Return all entries precisely as they stand, without the images.
________________
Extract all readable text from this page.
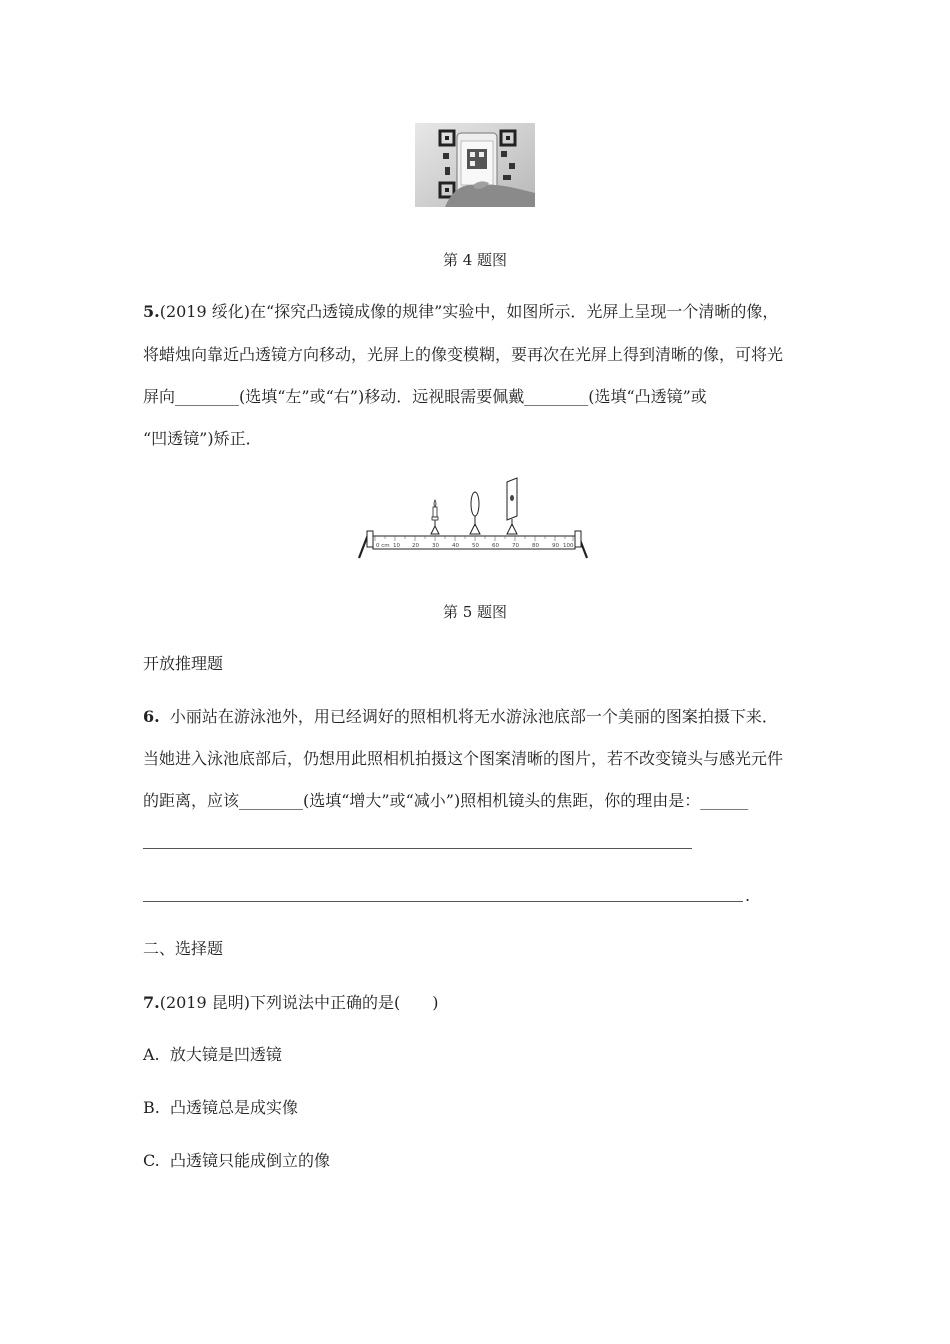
第 4 题图
5.(2019 绥化)在“探究凸透镜成像的规律”实验中，如图所示．光屏上呈现一个清晰的像，
将蜡烛向靠近凸透镜方向移动，光屏上的像变模糊，要再次在光屏上得到清晰的像，可将光
屏向________(选填“左”或“右”)移动．远视眼需要佩戴________(选填“凸透镜”或
“凹透镜”)矫正．
0 cm 10 20 30 40 50 60 70 80 90 100
第 5 题图
开放推理题
6. 小丽站在游泳池外，用已经调好的照相机将无水游泳池底部一个美丽的图案拍摄下来．
当她进入泳池底部后，仍想用此照相机拍摄这个图案清晰的图片，若不改变镜头与感光元件
的距离，应该________(选填“增大”或“减小”)照相机镜头的焦距，你的理由是：______
.
二、选择题
7.(2019 昆明)下列说法中正确的是(　　)
A. 放大镜是凹透镜
B. 凸透镜总是成实像
C. 凸透镜只能成倒立的像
________________
Worked answer
Extract all readable text from this page.
第 4 题图
5.(2019 绥化)在“探究凸透镜成像的规律”实验中，如图所示．光屏上呈现一个清晰的像，
将蜡烛向靠近凸透镜方向移动，光屏上的像变模糊，要再次在光屏上得到清晰的像，可将光
屏向________(选填“左”或“右”)移动．远视眼需要佩戴________(选填“凸透镜”或
“凹透镜”)矫正．
0 cm 10 20 30 40 50 60 70 80 90 100
第 5 题图
开放推理题
6. 小丽站在游泳池外，用已经调好的照相机将无水游泳池底部一个美丽的图案拍摄下来．
当她进入泳池底部后，仍想用此照相机拍摄这个图案清晰的图片，若不改变镜头与感光元件
的距离，应该________(选填“增大”或“减小”)照相机镜头的焦距，你的理由是：______
.
二、选择题
7.(2019 昆明)下列说法中正确的是(　　)
A. 放大镜是凹透镜
B. 凸透镜总是成实像
C. 凸透镜只能成倒立的像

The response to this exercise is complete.